**EXTRACT TO READ**
____________

214 lines
9.7 KiB
Markdown
214 lines
9.7 KiB
Markdown
# US Data Centers - Geospatial Research Infrastructure
|
||
|
||
A comprehensive geospatial research project investigating the spatial concentration, infrastructure dependencies, and socioeconomic/environmental impacts of US data center locations.
|
||
|
||
## Project Overview
|
||
|
||
This repository implements a PostGIS-based analytical framework that integrates multiple data sources to examine:
|
||
|
||
- **Spatial concentration patterns**: Where are data centers located and why?
|
||
- **Infrastructure dependencies**: How do data centers relate to submarine cables, power grids, and watersheds?
|
||
- **Equity and impact**: Do data center host communities bear localized burdens while benefits are nationally dispersed?
|
||
- **Demographics**: Who lives in data center-hosting census tracts?
|
||
- **Environmental exposure**: What are the water, energy, and natural hazard exposures?
|
||
|
||
## Key Research Question
|
||
|
||
**Do data centers represent "concentrated costs / dispersed benefits"?** Host communities bear localized infrastructure burdens (power, water, land use) while cloud computing benefits are nationally dispersed.
|
||
|
||
## Major Findings
|
||
|
||
### Spatial Concentration
|
||
- **State level**: Top 5 states (VA, TX, CA, OR, OH) hold 51% of all US data centers
|
||
- Virginia alone: 20.6% (378 of 1,833 facilities)

____________

**SUPPLIED DATA**

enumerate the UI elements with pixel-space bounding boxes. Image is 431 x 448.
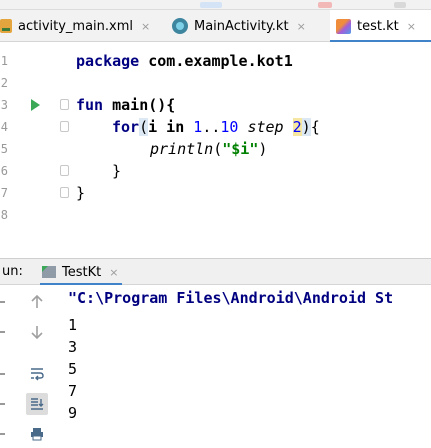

____________

**WORK TO DO**
In the data center research summary, what share of all US data centers does Virginia hold?

**EXPECTED ANSWER**
20.6%, which is 378 of 1,833 facilities.